§ Stated goal:
Find and copy each line of the records where the string "since" shows up.

--- START OF Exercise material ---

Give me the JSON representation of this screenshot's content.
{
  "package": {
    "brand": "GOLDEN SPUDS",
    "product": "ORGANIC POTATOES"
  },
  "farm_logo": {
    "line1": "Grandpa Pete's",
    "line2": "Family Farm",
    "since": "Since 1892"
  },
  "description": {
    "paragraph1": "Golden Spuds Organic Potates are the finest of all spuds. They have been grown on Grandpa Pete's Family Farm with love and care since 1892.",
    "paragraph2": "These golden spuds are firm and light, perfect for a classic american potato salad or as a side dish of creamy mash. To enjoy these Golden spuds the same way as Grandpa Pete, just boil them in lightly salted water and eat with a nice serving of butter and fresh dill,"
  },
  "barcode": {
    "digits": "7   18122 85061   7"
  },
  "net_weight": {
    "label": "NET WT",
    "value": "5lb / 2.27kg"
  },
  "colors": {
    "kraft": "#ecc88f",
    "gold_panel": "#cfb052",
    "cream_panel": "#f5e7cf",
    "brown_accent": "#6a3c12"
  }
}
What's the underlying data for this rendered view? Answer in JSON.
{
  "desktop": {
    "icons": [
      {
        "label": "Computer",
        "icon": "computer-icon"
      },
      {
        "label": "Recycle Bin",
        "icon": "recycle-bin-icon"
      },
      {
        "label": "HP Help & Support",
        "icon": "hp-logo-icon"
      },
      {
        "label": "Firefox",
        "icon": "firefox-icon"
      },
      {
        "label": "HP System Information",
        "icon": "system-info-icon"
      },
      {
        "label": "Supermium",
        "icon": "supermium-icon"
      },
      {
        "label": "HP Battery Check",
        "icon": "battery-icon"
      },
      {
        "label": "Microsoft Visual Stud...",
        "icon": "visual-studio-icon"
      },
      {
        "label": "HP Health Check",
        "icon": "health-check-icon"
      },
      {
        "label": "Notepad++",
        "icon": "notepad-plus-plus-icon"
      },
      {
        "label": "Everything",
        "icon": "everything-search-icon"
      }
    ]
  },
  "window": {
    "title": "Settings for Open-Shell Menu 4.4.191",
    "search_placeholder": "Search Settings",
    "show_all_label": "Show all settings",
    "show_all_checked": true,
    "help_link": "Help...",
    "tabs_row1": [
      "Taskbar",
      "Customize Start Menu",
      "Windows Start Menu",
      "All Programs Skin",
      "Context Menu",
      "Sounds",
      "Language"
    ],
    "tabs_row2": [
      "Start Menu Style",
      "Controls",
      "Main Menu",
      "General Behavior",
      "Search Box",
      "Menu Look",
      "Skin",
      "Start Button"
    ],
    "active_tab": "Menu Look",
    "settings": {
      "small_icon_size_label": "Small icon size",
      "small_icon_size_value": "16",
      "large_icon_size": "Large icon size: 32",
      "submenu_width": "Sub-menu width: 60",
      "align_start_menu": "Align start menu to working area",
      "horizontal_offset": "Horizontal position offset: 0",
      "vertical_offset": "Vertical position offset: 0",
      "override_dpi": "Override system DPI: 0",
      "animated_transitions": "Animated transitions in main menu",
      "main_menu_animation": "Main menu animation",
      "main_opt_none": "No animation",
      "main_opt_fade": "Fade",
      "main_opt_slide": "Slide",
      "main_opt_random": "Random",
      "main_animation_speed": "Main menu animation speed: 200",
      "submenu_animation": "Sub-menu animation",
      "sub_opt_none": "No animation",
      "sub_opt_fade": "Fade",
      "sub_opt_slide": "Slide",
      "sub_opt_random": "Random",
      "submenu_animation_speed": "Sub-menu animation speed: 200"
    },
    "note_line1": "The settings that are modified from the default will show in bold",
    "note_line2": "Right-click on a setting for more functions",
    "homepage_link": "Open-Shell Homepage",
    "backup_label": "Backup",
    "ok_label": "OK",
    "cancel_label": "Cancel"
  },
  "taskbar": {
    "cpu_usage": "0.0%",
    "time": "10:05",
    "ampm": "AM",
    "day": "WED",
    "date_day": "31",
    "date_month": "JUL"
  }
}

--- END OF Exercise material ---

§ Solution to the problem:
    "since": "Since 1892"
    "paragraph1": "Golden Spuds Organic Potates are the finest of all spuds. They have been grown on Grandpa Pete's Family Farm with love and care since 1892.",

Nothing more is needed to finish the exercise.